Start of Data
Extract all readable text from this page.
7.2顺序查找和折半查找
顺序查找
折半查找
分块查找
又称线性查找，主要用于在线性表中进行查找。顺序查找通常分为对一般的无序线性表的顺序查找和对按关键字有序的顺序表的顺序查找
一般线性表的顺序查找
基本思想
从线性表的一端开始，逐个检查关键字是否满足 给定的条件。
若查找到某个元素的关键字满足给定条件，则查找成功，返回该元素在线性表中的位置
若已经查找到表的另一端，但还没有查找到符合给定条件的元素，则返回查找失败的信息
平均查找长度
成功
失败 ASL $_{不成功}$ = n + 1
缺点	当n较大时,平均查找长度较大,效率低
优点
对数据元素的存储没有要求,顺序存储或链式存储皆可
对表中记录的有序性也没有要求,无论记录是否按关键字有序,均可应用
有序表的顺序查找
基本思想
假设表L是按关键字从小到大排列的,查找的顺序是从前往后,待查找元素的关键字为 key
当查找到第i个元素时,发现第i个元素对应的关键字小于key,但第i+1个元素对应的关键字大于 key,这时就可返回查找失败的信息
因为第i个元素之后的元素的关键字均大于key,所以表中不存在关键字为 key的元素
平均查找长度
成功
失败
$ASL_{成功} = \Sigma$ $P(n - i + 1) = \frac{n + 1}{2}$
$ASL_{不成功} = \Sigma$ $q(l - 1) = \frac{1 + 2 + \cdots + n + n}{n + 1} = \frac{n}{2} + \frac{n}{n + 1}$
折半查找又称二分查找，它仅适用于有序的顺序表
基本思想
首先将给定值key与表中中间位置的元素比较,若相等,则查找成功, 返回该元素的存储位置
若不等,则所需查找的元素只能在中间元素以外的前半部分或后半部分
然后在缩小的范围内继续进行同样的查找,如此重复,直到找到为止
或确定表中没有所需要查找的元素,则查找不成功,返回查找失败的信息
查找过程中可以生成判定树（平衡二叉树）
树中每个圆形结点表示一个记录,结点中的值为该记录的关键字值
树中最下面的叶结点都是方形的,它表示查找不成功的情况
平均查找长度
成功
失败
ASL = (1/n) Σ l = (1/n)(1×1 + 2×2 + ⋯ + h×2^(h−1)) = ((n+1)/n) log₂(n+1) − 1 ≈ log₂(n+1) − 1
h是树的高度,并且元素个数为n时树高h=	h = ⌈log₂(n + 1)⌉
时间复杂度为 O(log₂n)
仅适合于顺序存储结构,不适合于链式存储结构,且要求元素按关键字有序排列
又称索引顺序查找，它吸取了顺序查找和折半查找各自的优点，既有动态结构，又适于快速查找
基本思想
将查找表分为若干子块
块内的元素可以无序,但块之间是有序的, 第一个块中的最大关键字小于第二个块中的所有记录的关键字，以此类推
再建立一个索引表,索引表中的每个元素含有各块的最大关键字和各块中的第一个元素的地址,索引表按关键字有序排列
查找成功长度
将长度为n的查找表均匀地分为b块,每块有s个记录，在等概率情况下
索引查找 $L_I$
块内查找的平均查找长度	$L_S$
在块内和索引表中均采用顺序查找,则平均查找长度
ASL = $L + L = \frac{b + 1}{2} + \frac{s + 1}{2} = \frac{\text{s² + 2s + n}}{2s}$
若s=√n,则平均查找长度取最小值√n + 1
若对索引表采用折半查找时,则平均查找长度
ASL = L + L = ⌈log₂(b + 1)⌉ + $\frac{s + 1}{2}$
End of Data
● **What this task involves**: In the records above, find each line that holds the word "则查找成功"; copy all such lines.

● **Output for this task**:
若查找到某个元素的关键字满足给定条件，则查找成功，返回该元素在线性表中的位置
首先将给定值key与表中中间位置的元素比较,若相等,则查找成功, 返回该元素的存储位置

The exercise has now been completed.